Write every line out verbatim and omit the pictures.
+++ Provided information +++
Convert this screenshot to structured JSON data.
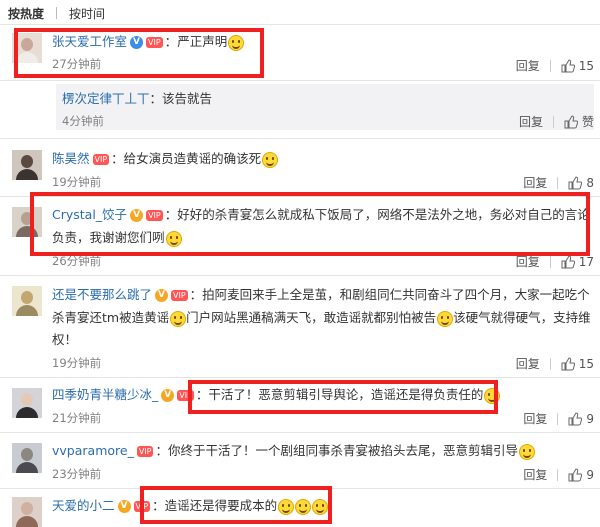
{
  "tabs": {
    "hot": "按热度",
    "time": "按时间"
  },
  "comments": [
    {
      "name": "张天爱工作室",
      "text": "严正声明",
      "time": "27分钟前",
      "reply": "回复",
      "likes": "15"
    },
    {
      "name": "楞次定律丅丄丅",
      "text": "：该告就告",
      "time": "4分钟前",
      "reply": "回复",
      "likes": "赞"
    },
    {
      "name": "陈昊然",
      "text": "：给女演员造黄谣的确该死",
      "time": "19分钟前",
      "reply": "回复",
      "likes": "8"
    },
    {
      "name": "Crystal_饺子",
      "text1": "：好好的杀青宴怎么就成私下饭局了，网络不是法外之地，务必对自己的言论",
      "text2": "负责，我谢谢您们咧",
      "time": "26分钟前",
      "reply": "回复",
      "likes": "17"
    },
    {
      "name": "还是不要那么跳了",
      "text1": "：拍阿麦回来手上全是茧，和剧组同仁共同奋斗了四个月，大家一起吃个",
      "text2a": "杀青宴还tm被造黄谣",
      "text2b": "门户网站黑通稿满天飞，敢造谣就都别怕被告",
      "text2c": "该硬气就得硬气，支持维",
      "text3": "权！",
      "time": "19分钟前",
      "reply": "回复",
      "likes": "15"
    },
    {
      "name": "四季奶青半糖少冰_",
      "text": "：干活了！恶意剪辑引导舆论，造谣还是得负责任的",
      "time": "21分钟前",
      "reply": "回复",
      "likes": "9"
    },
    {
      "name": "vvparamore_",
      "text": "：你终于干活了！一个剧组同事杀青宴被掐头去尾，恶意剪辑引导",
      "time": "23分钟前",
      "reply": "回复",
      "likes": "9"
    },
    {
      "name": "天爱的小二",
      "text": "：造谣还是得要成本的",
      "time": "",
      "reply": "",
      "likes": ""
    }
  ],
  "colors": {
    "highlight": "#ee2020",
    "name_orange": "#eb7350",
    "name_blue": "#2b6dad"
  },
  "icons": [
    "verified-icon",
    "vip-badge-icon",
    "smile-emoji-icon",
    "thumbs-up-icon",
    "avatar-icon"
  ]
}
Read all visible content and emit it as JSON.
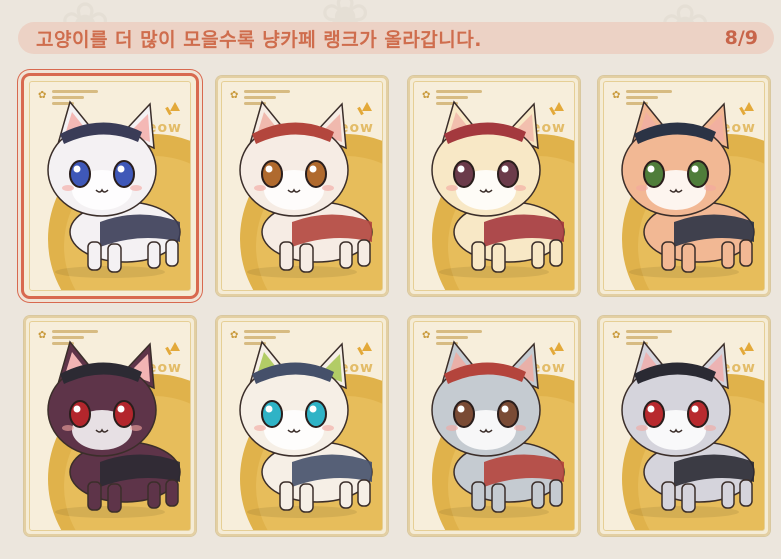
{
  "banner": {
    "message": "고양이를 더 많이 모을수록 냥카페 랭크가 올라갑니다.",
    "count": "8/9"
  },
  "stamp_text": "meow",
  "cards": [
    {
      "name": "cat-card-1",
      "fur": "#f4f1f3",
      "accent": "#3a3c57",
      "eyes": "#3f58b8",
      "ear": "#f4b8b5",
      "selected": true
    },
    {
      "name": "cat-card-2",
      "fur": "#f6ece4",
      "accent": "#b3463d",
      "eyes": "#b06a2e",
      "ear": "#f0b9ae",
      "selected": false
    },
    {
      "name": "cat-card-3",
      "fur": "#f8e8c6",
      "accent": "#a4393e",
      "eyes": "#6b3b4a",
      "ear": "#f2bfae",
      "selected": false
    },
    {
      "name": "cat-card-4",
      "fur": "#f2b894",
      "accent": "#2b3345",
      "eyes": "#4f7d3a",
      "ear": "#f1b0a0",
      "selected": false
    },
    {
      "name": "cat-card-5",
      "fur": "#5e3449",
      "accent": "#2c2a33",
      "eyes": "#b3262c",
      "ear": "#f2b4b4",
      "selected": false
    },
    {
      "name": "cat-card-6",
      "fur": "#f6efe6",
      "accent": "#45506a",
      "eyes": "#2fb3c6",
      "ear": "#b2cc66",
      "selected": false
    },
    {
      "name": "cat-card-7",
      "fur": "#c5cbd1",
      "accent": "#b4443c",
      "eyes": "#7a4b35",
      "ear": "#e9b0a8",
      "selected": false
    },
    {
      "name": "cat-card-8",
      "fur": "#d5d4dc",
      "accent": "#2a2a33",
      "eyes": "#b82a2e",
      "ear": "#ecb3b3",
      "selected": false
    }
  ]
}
+++
* _In response_:
Convert this screenshot to structured JSON data.
{
  "tabs": {
    "hot": "按热度",
    "time": "按时间"
  },
  "comments": [
    {
      "name": "张天爱工作室",
      "text": "严正声明",
      "time": "27分钟前",
      "reply": "回复",
      "likes": "15"
    },
    {
      "name": "楞次定律丅丄丅",
      "text": "：该告就告",
      "time": "4分钟前",
      "reply": "回复",
      "likes": "赞"
    },
    {
      "name": "陈昊然",
      "text": "：给女演员造黄谣的确该死",
      "time": "19分钟前",
      "reply": "回复",
      "likes": "8"
    },
    {
      "name": "Crystal_饺子",
      "text1": "：好好的杀青宴怎么就成私下饭局了，网络不是法外之地，务必对自己的言论",
      "text2": "负责，我谢谢您们咧",
      "time": "26分钟前",
      "reply": "回复",
      "likes": "17"
    },
    {
      "name": "还是不要那么跳了",
      "text1": "：拍阿麦回来手上全是茧，和剧组同仁共同奋斗了四个月，大家一起吃个",
      "text2a": "杀青宴还tm被造黄谣",
      "text2b": "门户网站黑通稿满天飞，敢造谣就都别怕被告",
      "text2c": "该硬气就得硬气，支持维",
      "text3": "权！",
      "time": "19分钟前",
      "reply": "回复",
      "likes": "15"
    },
    {
      "name": "四季奶青半糖少冰_",
      "text": "：干活了！恶意剪辑引导舆论，造谣还是得负责任的",
      "time": "21分钟前",
      "reply": "回复",
      "likes": "9"
    },
    {
      "name": "vvparamore_",
      "text": "：你终于干活了！一个剧组同事杀青宴被掐头去尾，恶意剪辑引导",
      "time": "23分钟前",
      "reply": "回复",
      "likes": "9"
    },
    {
      "name": "天爱的小二",
      "text": "：造谣还是得要成本的",
      "time": "",
      "reply": "",
      "likes": ""
    }
  ],
  "colors": {
    "highlight": "#ee2020",
    "name_orange": "#eb7350",
    "name_blue": "#2b6dad"
  },
  "icons": [
    "verified-icon",
    "vip-badge-icon",
    "smile-emoji-icon",
    "thumbs-up-icon",
    "avatar-icon"
  ]
}
Read all visible content and emit it as JSON.
{
  "banner": {
    "message": "고양이를 더 많이 모을수록 냥카페 랭크가 올라갑니다.",
    "count": "8/9"
  },
  "stamp_text": "meow",
  "cards": [
    {
      "name": "cat-card-1",
      "fur": "#f4f1f3",
      "accent": "#3a3c57",
      "eyes": "#3f58b8",
      "ear": "#f4b8b5",
      "selected": true
    },
    {
      "name": "cat-card-2",
      "fur": "#f6ece4",
      "accent": "#b3463d",
      "eyes": "#b06a2e",
      "ear": "#f0b9ae",
      "selected": false
    },
    {
      "name": "cat-card-3",
      "fur": "#f8e8c6",
      "accent": "#a4393e",
      "eyes": "#6b3b4a",
      "ear": "#f2bfae",
      "selected": false
    },
    {
      "name": "cat-card-4",
      "fur": "#f2b894",
      "accent": "#2b3345",
      "eyes": "#4f7d3a",
      "ear": "#f1b0a0",
      "selected": false
    },
    {
      "name": "cat-card-5",
      "fur": "#5e3449",
      "accent": "#2c2a33",
      "eyes": "#b3262c",
      "ear": "#f2b4b4",
      "selected": false
    },
    {
      "name": "cat-card-6",
      "fur": "#f6efe6",
      "accent": "#45506a",
      "eyes": "#2fb3c6",
      "ear": "#b2cc66",
      "selected": false
    },
    {
      "name": "cat-card-7",
      "fur": "#c5cbd1",
      "accent": "#b4443c",
      "eyes": "#7a4b35",
      "ear": "#e9b0a8",
      "selected": false
    },
    {
      "name": "cat-card-8",
      "fur": "#d5d4dc",
      "accent": "#2a2a33",
      "eyes": "#b82a2e",
      "ear": "#ecb3b3",
      "selected": false
    }
  ]
}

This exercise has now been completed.